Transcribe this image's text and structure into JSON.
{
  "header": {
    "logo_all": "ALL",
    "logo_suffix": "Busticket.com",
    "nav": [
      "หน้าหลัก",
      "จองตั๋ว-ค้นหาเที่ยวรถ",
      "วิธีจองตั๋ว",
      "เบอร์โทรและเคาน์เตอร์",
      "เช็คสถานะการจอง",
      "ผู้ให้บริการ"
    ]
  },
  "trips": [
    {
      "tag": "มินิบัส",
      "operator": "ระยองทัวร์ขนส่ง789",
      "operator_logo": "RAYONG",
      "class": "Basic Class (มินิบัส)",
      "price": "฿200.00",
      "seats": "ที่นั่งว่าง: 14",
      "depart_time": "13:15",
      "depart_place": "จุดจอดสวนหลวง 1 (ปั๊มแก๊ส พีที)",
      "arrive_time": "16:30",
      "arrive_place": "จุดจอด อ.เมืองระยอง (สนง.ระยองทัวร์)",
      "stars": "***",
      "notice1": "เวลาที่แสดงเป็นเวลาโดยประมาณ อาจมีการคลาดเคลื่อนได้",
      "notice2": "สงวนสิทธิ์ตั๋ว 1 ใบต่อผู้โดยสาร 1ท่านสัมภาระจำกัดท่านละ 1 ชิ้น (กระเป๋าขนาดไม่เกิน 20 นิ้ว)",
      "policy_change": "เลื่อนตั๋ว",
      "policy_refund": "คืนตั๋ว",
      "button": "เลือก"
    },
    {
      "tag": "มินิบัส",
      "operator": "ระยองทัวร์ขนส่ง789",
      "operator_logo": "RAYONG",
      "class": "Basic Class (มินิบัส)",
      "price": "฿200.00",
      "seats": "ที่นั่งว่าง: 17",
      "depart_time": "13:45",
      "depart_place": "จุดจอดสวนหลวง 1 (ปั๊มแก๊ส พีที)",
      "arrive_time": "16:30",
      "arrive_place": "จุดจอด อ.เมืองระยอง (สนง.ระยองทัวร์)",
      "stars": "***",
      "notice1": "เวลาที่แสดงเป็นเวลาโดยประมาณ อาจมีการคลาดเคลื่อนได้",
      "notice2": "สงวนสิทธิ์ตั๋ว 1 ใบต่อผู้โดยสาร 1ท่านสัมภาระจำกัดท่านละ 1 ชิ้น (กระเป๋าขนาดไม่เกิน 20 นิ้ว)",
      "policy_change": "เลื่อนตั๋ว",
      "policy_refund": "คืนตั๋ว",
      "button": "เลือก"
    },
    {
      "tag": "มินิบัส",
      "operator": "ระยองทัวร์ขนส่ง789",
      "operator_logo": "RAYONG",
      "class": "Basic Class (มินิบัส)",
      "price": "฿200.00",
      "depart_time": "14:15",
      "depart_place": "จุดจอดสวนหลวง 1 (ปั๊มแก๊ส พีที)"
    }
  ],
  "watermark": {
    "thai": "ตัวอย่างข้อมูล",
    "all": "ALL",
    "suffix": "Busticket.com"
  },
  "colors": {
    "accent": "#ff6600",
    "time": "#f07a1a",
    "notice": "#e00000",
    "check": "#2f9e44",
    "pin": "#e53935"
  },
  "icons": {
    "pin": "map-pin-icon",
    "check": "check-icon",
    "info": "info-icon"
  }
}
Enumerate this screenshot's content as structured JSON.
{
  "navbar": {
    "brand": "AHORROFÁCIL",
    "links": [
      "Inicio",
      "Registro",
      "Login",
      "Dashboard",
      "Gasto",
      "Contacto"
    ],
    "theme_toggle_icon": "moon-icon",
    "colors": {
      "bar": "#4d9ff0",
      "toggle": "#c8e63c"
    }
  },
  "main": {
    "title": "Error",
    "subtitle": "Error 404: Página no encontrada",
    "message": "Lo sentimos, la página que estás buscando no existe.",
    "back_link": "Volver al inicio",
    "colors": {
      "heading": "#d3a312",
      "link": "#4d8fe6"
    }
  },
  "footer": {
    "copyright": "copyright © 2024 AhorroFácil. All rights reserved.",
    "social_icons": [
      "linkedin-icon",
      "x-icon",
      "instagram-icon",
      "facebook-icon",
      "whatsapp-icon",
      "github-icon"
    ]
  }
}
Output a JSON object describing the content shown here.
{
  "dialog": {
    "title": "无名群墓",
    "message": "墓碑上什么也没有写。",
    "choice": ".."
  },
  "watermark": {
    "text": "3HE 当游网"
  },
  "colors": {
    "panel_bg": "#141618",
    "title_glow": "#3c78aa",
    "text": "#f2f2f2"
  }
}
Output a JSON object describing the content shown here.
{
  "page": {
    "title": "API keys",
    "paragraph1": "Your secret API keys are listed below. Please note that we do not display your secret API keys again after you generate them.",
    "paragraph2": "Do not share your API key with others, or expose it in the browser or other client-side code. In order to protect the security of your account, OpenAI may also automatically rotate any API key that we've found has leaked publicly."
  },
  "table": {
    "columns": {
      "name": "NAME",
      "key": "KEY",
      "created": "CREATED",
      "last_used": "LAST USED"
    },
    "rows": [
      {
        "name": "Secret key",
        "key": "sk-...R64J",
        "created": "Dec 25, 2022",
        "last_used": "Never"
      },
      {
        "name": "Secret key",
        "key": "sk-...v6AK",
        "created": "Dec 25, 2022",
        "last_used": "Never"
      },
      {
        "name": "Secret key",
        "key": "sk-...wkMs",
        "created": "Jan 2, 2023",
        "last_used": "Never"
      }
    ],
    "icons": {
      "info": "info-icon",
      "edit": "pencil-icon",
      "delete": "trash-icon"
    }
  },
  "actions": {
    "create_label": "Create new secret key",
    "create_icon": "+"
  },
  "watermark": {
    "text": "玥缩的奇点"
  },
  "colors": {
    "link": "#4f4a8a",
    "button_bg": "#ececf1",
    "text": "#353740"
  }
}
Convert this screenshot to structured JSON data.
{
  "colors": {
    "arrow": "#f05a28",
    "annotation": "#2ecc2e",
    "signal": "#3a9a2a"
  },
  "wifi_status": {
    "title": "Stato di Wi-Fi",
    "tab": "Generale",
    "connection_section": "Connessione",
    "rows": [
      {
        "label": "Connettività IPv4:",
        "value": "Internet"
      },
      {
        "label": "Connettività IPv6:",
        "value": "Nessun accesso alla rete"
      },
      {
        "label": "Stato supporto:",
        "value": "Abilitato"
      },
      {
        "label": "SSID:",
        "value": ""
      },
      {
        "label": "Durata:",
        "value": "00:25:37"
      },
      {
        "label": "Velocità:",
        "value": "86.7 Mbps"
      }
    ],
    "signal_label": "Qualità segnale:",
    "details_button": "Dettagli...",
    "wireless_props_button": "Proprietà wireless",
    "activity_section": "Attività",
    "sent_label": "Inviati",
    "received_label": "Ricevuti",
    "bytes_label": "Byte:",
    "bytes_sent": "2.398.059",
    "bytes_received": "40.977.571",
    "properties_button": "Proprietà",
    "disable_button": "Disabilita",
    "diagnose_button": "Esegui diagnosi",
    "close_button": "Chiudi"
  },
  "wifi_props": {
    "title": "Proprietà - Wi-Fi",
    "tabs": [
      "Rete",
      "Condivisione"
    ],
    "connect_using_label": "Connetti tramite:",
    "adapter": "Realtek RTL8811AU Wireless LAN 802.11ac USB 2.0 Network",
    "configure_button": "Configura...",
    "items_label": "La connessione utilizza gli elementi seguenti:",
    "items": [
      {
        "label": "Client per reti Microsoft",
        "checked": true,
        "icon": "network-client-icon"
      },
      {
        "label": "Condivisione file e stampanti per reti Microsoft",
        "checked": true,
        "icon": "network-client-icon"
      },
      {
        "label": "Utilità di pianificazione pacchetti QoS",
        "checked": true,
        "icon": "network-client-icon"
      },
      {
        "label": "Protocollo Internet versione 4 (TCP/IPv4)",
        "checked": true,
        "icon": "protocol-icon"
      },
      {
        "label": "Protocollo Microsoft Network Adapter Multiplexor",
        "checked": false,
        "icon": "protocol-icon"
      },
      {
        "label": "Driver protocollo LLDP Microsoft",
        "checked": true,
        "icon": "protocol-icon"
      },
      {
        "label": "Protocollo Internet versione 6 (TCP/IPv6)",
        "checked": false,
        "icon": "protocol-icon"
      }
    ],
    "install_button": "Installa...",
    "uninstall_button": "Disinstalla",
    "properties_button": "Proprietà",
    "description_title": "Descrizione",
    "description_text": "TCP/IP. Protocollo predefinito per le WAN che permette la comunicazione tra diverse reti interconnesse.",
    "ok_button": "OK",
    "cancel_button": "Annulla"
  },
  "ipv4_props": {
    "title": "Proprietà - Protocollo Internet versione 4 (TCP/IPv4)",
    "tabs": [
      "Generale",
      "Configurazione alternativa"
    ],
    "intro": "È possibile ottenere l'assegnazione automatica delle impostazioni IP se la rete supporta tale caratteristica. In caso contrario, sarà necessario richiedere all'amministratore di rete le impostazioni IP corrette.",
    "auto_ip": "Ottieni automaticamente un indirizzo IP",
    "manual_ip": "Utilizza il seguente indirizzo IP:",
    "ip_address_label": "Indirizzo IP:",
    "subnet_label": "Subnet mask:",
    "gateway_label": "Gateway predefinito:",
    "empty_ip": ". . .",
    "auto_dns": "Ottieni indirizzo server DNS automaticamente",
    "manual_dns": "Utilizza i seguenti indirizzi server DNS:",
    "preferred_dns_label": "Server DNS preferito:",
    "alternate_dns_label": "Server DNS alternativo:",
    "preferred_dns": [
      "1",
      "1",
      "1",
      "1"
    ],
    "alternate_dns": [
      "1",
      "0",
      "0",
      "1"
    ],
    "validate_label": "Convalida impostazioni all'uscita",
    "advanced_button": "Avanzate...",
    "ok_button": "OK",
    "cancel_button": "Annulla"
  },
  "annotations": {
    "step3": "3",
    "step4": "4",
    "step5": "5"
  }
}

§ Exercise aim: Count the lines that hold the string "seguenti" and state that number alone.

§ Completed exercise: 2